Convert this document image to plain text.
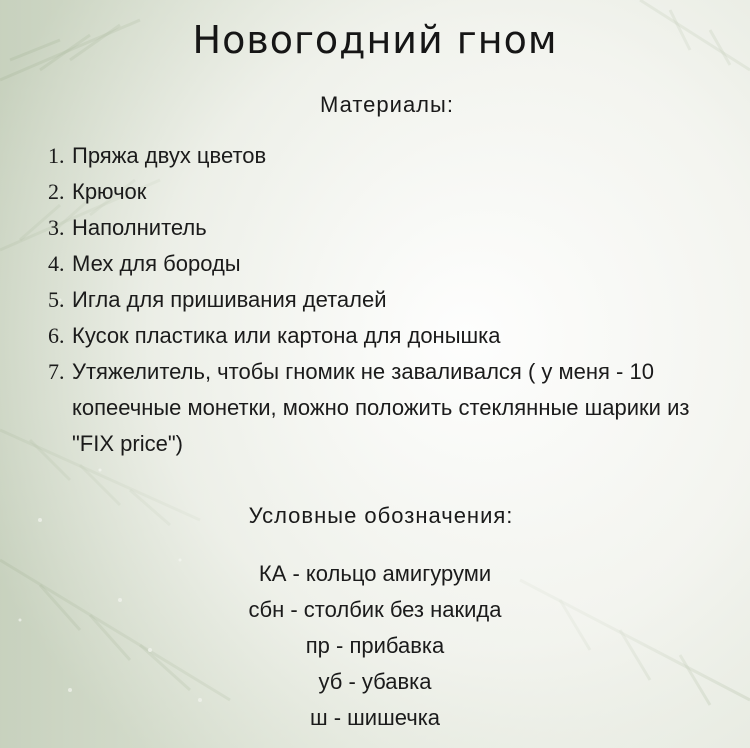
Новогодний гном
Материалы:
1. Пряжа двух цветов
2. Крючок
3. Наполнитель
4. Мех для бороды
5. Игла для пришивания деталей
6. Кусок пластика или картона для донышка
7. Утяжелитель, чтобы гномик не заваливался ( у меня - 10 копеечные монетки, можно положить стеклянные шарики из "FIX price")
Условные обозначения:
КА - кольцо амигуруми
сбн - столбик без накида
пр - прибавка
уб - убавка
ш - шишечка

********************

--- PROMPT ---
The records above are to be reproduced exactly; the pictures are to be left out.

--- EXPECTED OUTPUT ---
Convert this document image to plain text.
Новогодний гном
Материалы:
1. Пряжа двух цветов
2. Крючок
3. Наполнитель
4. Мех для бороды
5. Игла для пришивания деталей
6. Кусок пластика или картона для донышка
7. Утяжелитель, чтобы гномик не заваливался ( у меня - 10 копеечные монетки, можно положить стеклянные шарики из "FIX price")
Условные обозначения:
КА - кольцо амигуруми
сбн - столбик без накида
пр - прибавка
уб - убавка
ш - шишечка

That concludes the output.